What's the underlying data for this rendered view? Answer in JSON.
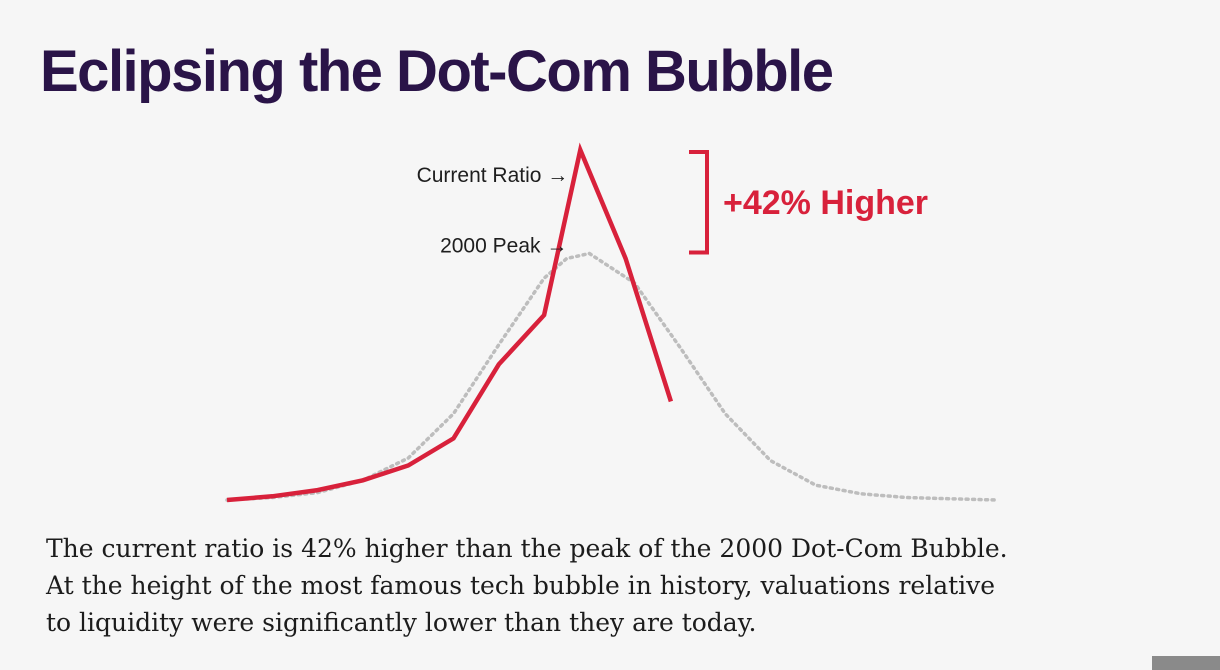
{
  "slide": {
    "title": "Eclipsing the Dot-Com Bubble",
    "caption_lines": [
      "The current ratio is 42% higher than the peak of the 2000 Dot-Com Bubble.",
      "At the height of the most famous tech bubble in history, valuations relative",
      "to liquidity were significantly lower than they are today."
    ]
  },
  "chart_data": {
    "type": "line",
    "title": "",
    "xlabel": "",
    "ylabel": "",
    "x": [
      0,
      1,
      2,
      3,
      4,
      5,
      6,
      7,
      8,
      9,
      10,
      11,
      12,
      13,
      14,
      15,
      16,
      17
    ],
    "xlim": [
      0,
      17
    ],
    "ylim": [
      0,
      142
    ],
    "grid": false,
    "legend": "none",
    "series": [
      {
        "name": "Current Ratio",
        "style": "solid",
        "color": "#d8213b",
        "x": [
          0,
          1,
          2,
          3,
          4,
          5,
          6,
          7,
          7.8,
          8.8,
          9.8
        ],
        "values": [
          0,
          1.5,
          4,
          8,
          14,
          25,
          55,
          75,
          142,
          98,
          40
        ]
      },
      {
        "name": "2000 Peak",
        "style": "dotted",
        "color": "#bdbdbd",
        "x": [
          0,
          1,
          2,
          3,
          4,
          5,
          6,
          7,
          7.5,
          8,
          9,
          10,
          11,
          12,
          13,
          14,
          15,
          16,
          17
        ],
        "values": [
          0,
          1,
          3,
          8,
          17,
          35,
          63,
          90,
          98,
          100,
          88,
          62,
          35,
          16,
          6,
          2.5,
          1,
          0.5,
          0
        ]
      }
    ],
    "annotations": {
      "current_label": "Current Ratio →",
      "peak_label": "2000 Peak →",
      "difference_label": "+42% Higher",
      "difference_pct": 42
    }
  }
}
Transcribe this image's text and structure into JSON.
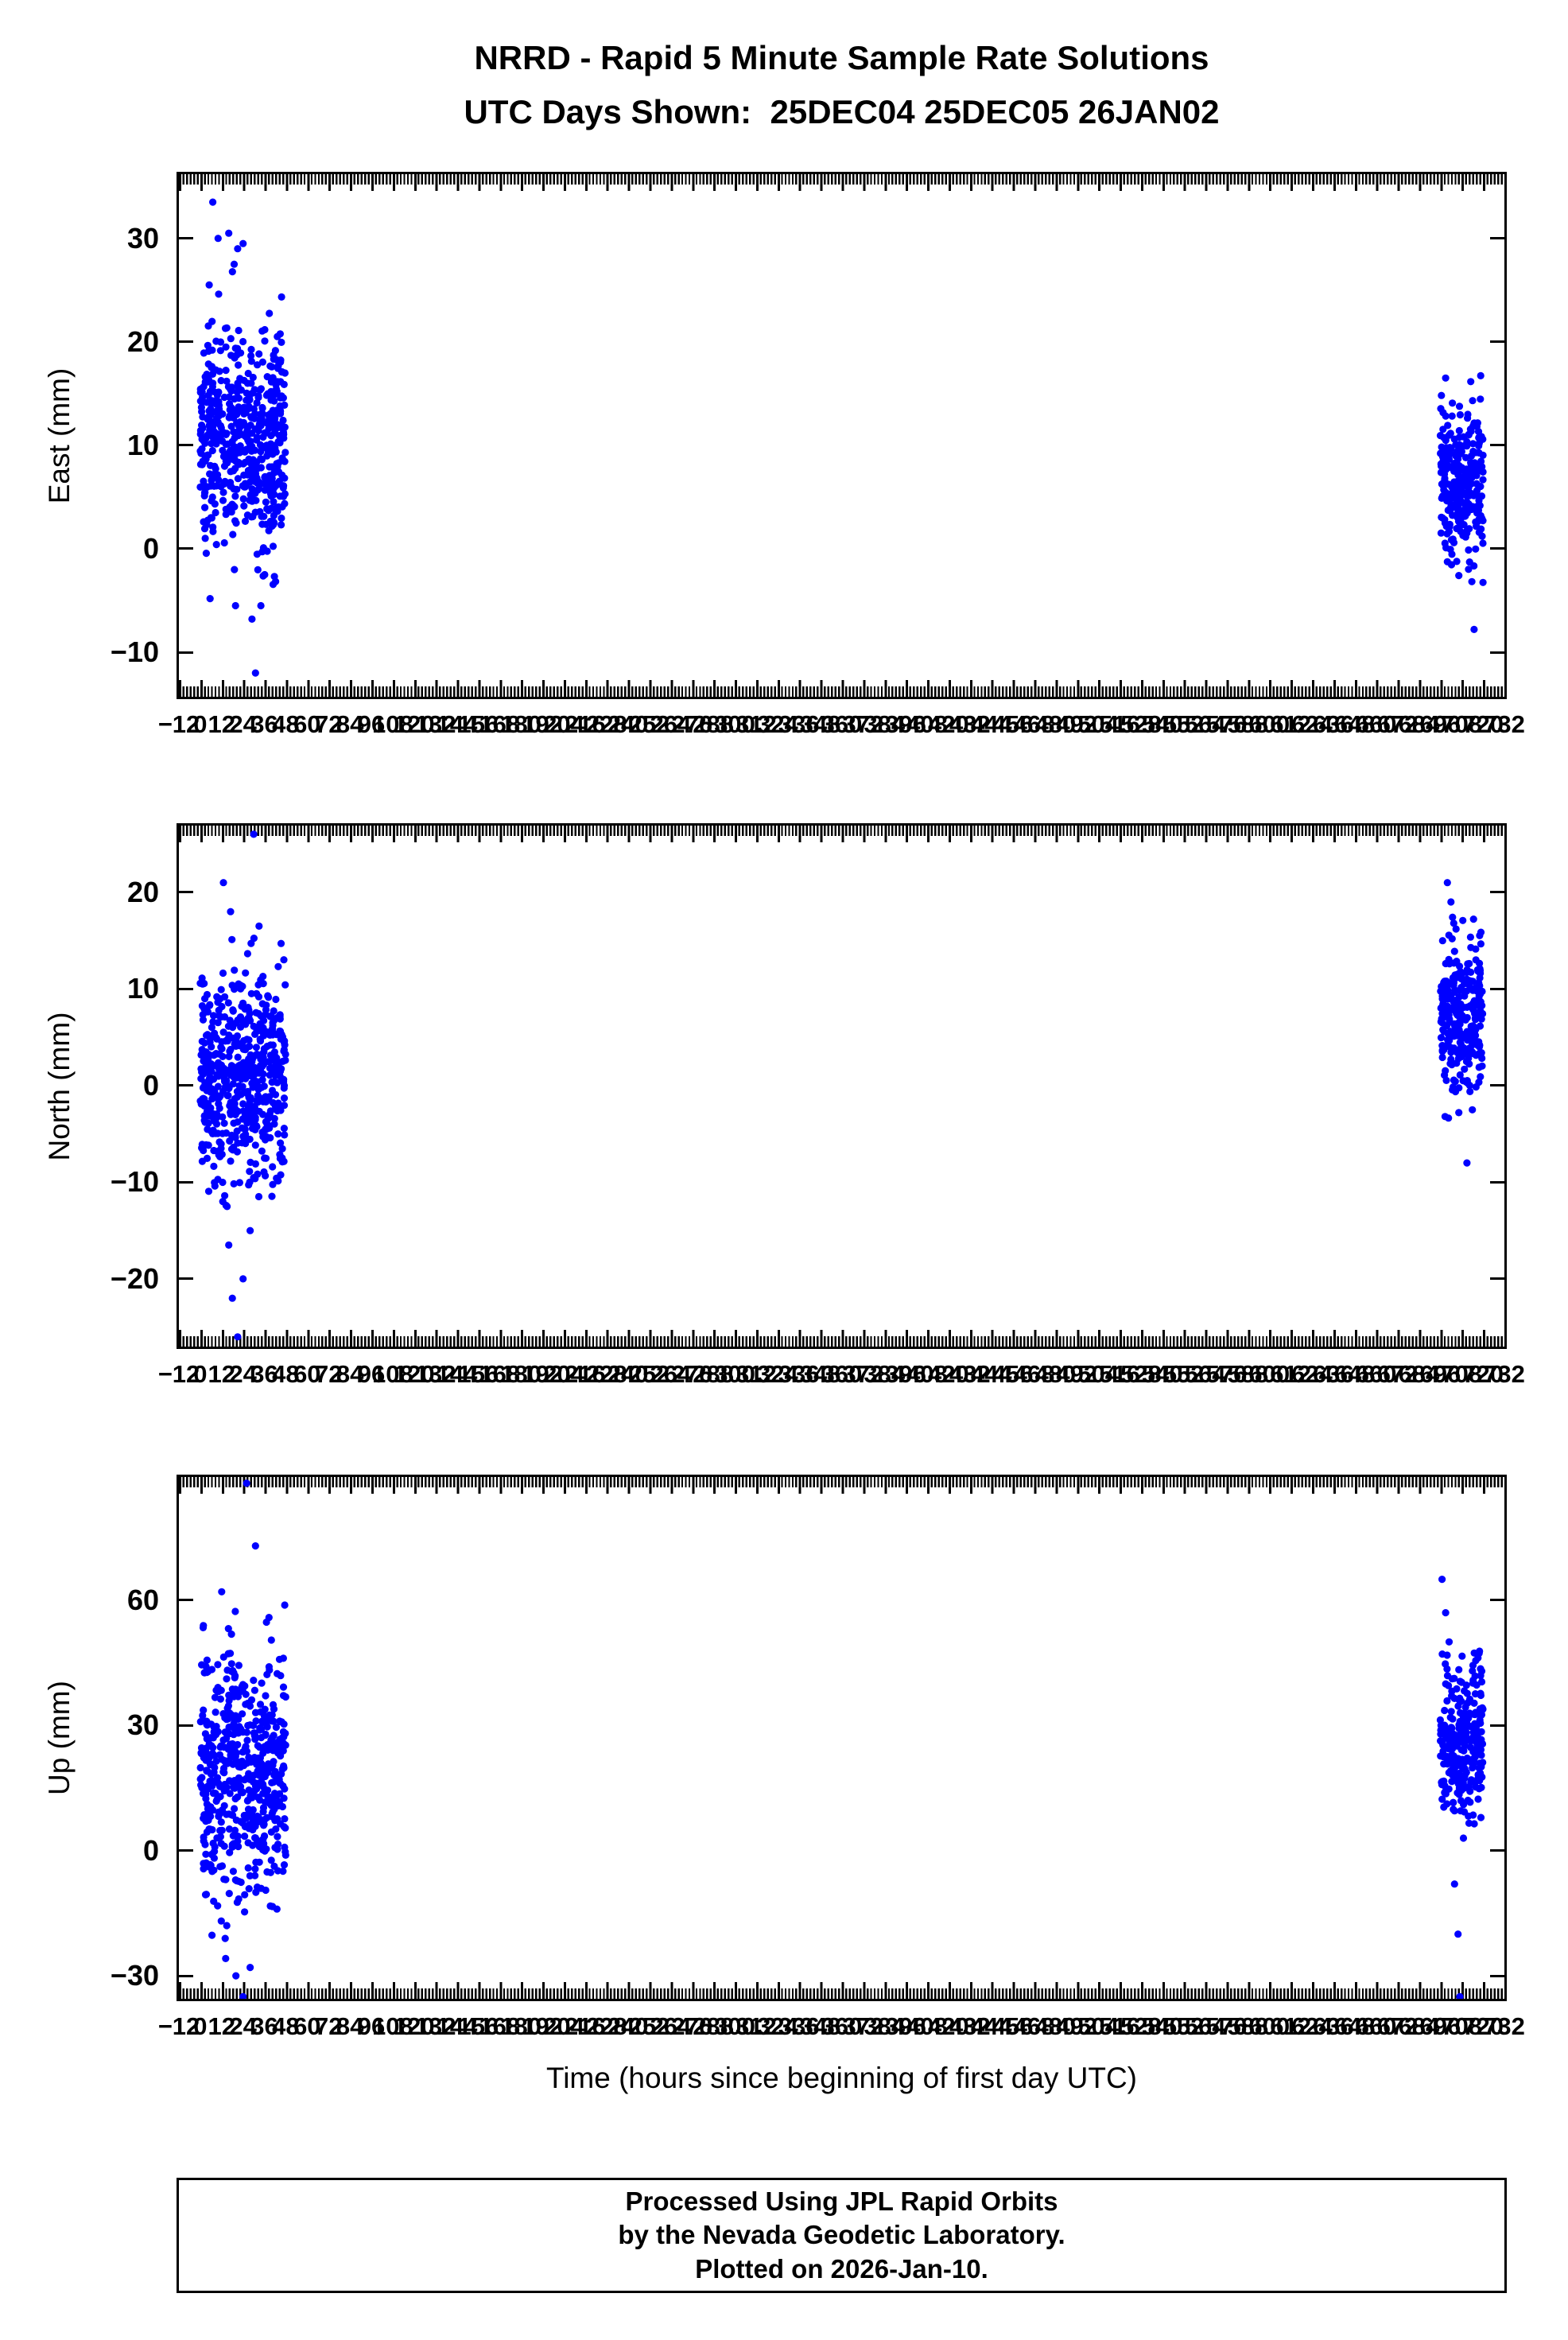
{
  "title": "NRRD - Rapid 5 Minute Sample Rate Solutions",
  "subtitle": "UTC Days Shown:  25DEC04 25DEC05 26JAN02",
  "xlabel": "Time (hours since beginning of first day UTC)",
  "footer": {
    "line1": "Processed Using JPL Rapid Orbits",
    "line2": "by the Nevada Geodetic Laboratory.",
    "line3": "Plotted on 2026-Jan-10."
  },
  "chart_data": {
    "type": "scatter",
    "marker_color": "#0000ff",
    "marker_radius": 4.6,
    "grid": false,
    "x_axis": {
      "min": -12,
      "max": 732,
      "label_tick_step": 12,
      "minor_tick_step": 2,
      "tick_labels_overlap": true
    },
    "panels": [
      {
        "name": "east",
        "ylabel": "East (mm)",
        "ylim": [
          -14.3,
          36.2
        ],
        "yticks": [
          -10,
          0,
          10,
          20,
          30
        ],
        "clusters": [
          {
            "x0": 0,
            "x1": 48,
            "n": 560,
            "mean": 10.5,
            "std": 5.4,
            "min": -7.5,
            "max": 27
          },
          {
            "x0": 696,
            "x1": 720,
            "n": 280,
            "mean": 6.0,
            "std": 3.8,
            "min": -8.0,
            "max": 16.8
          }
        ],
        "outliers": [
          [
            7,
            33.5
          ],
          [
            10,
            30
          ],
          [
            16,
            30.5
          ],
          [
            21,
            29
          ],
          [
            24,
            29.5
          ],
          [
            19,
            27.5
          ],
          [
            31,
            -12
          ],
          [
            29,
            -6.8
          ],
          [
            34,
            -5.5
          ],
          [
            5,
            25.5
          ],
          [
            699,
            16.5
          ],
          [
            715,
            -7.8
          ]
        ]
      },
      {
        "name": "north",
        "ylabel": "North (mm)",
        "ylim": [
          -27,
          26.9
        ],
        "yticks": [
          -20,
          -10,
          0,
          10,
          20
        ],
        "clusters": [
          {
            "x0": 0,
            "x1": 48,
            "n": 560,
            "mean": 1.2,
            "std": 5.8,
            "min": -13.5,
            "max": 15.5
          },
          {
            "x0": 696,
            "x1": 720,
            "n": 280,
            "mean": 7.0,
            "std": 4.2,
            "min": -3.5,
            "max": 18
          }
        ],
        "outliers": [
          [
            18,
            -22
          ],
          [
            21,
            -26
          ],
          [
            24,
            -20
          ],
          [
            16,
            -16.5
          ],
          [
            28,
            -15
          ],
          [
            30,
            26
          ],
          [
            13,
            21
          ],
          [
            17,
            18
          ],
          [
            33,
            16.5
          ],
          [
            700,
            21
          ],
          [
            702,
            19
          ],
          [
            711,
            -8
          ],
          [
            714,
            -2.5
          ],
          [
            716,
            13
          ]
        ]
      },
      {
        "name": "up",
        "ylabel": "Up (mm)",
        "ylim": [
          -35.5,
          89.5
        ],
        "yticks": [
          -30,
          0,
          30,
          60
        ],
        "clusters": [
          {
            "x0": 0,
            "x1": 48,
            "n": 560,
            "mean": 18,
            "std": 14,
            "min": -26,
            "max": 62
          },
          {
            "x0": 696,
            "x1": 720,
            "n": 280,
            "mean": 27,
            "std": 10,
            "min": 4,
            "max": 48
          }
        ],
        "outliers": [
          [
            26,
            88
          ],
          [
            31,
            73
          ],
          [
            12,
            62
          ],
          [
            20,
            -30
          ],
          [
            24,
            -35
          ],
          [
            28,
            -28
          ],
          [
            697,
            65
          ],
          [
            699,
            57
          ],
          [
            701,
            50
          ],
          [
            704,
            -8
          ],
          [
            706,
            -20
          ],
          [
            707,
            -35
          ],
          [
            709,
            3
          ]
        ]
      }
    ]
  }
}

#### What the exercise asks
Retype all of the entries exactly as written, leaving out any images.

#### Full solution
What's the underlying data for this rendered view? Answer in JSON.
{
  "slide": {
    "title": "Eclipsing the Dot-Com Bubble",
    "caption_lines": [
      "The current ratio is 42% higher than the peak of the 2000 Dot-Com Bubble.",
      "At the height of the most famous tech bubble in history, valuations relative",
      "to liquidity were significantly lower than they are today."
    ]
  },
  "chart_data": {
    "type": "line",
    "title": "",
    "xlabel": "",
    "ylabel": "",
    "x": [
      0,
      1,
      2,
      3,
      4,
      5,
      6,
      7,
      8,
      9,
      10,
      11,
      12,
      13,
      14,
      15,
      16,
      17
    ],
    "xlim": [
      0,
      17
    ],
    "ylim": [
      0,
      142
    ],
    "grid": false,
    "legend": "none",
    "series": [
      {
        "name": "Current Ratio",
        "style": "solid",
        "color": "#d8213b",
        "x": [
          0,
          1,
          2,
          3,
          4,
          5,
          6,
          7,
          7.8,
          8.8,
          9.8
        ],
        "values": [
          0,
          1.5,
          4,
          8,
          14,
          25,
          55,
          75,
          142,
          98,
          40
        ]
      },
      {
        "name": "2000 Peak",
        "style": "dotted",
        "color": "#bdbdbd",
        "x": [
          0,
          1,
          2,
          3,
          4,
          5,
          6,
          7,
          7.5,
          8,
          9,
          10,
          11,
          12,
          13,
          14,
          15,
          16,
          17
        ],
        "values": [
          0,
          1,
          3,
          8,
          17,
          35,
          63,
          90,
          98,
          100,
          88,
          62,
          35,
          16,
          6,
          2.5,
          1,
          0.5,
          0
        ]
      }
    ],
    "annotations": {
      "current_label": "Current Ratio →",
      "peak_label": "2000 Peak →",
      "difference_label": "+42% Higher",
      "difference_pct": 42
    }
  }
}
Transcribe this image's text and structure into JSON.
{
  "title": "NRRD - Rapid 5 Minute Sample Rate Solutions",
  "subtitle": "UTC Days Shown:  25DEC04 25DEC05 26JAN02",
  "xlabel": "Time (hours since beginning of first day UTC)",
  "footer": {
    "line1": "Processed Using JPL Rapid Orbits",
    "line2": "by the Nevada Geodetic Laboratory.",
    "line3": "Plotted on 2026-Jan-10."
  },
  "chart_data": {
    "type": "scatter",
    "marker_color": "#0000ff",
    "marker_radius": 4.6,
    "grid": false,
    "x_axis": {
      "min": -12,
      "max": 732,
      "label_tick_step": 12,
      "minor_tick_step": 2,
      "tick_labels_overlap": true
    },
    "panels": [
      {
        "name": "east",
        "ylabel": "East (mm)",
        "ylim": [
          -14.3,
          36.2
        ],
        "yticks": [
          -10,
          0,
          10,
          20,
          30
        ],
        "clusters": [
          {
            "x0": 0,
            "x1": 48,
            "n": 560,
            "mean": 10.5,
            "std": 5.4,
            "min": -7.5,
            "max": 27
          },
          {
            "x0": 696,
            "x1": 720,
            "n": 280,
            "mean": 6.0,
            "std": 3.8,
            "min": -8.0,
            "max": 16.8
          }
        ],
        "outliers": [
          [
            7,
            33.5
          ],
          [
            10,
            30
          ],
          [
            16,
            30.5
          ],
          [
            21,
            29
          ],
          [
            24,
            29.5
          ],
          [
            19,
            27.5
          ],
          [
            31,
            -12
          ],
          [
            29,
            -6.8
          ],
          [
            34,
            -5.5
          ],
          [
            5,
            25.5
          ],
          [
            699,
            16.5
          ],
          [
            715,
            -7.8
          ]
        ]
      },
      {
        "name": "north",
        "ylabel": "North (mm)",
        "ylim": [
          -27,
          26.9
        ],
        "yticks": [
          -20,
          -10,
          0,
          10,
          20
        ],
        "clusters": [
          {
            "x0": 0,
            "x1": 48,
            "n": 560,
            "mean": 1.2,
            "std": 5.8,
            "min": -13.5,
            "max": 15.5
          },
          {
            "x0": 696,
            "x1": 720,
            "n": 280,
            "mean": 7.0,
            "std": 4.2,
            "min": -3.5,
            "max": 18
          }
        ],
        "outliers": [
          [
            18,
            -22
          ],
          [
            21,
            -26
          ],
          [
            24,
            -20
          ],
          [
            16,
            -16.5
          ],
          [
            28,
            -15
          ],
          [
            30,
            26
          ],
          [
            13,
            21
          ],
          [
            17,
            18
          ],
          [
            33,
            16.5
          ],
          [
            700,
            21
          ],
          [
            702,
            19
          ],
          [
            711,
            -8
          ],
          [
            714,
            -2.5
          ],
          [
            716,
            13
          ]
        ]
      },
      {
        "name": "up",
        "ylabel": "Up (mm)",
        "ylim": [
          -35.5,
          89.5
        ],
        "yticks": [
          -30,
          0,
          30,
          60
        ],
        "clusters": [
          {
            "x0": 0,
            "x1": 48,
            "n": 560,
            "mean": 18,
            "std": 14,
            "min": -26,
            "max": 62
          },
          {
            "x0": 696,
            "x1": 720,
            "n": 280,
            "mean": 27,
            "std": 10,
            "min": 4,
            "max": 48
          }
        ],
        "outliers": [
          [
            26,
            88
          ],
          [
            31,
            73
          ],
          [
            12,
            62
          ],
          [
            20,
            -30
          ],
          [
            24,
            -35
          ],
          [
            28,
            -28
          ],
          [
            697,
            65
          ],
          [
            699,
            57
          ],
          [
            701,
            50
          ],
          [
            704,
            -8
          ],
          [
            706,
            -20
          ],
          [
            707,
            -35
          ],
          [
            709,
            3
          ]
        ]
      }
    ]
  }
}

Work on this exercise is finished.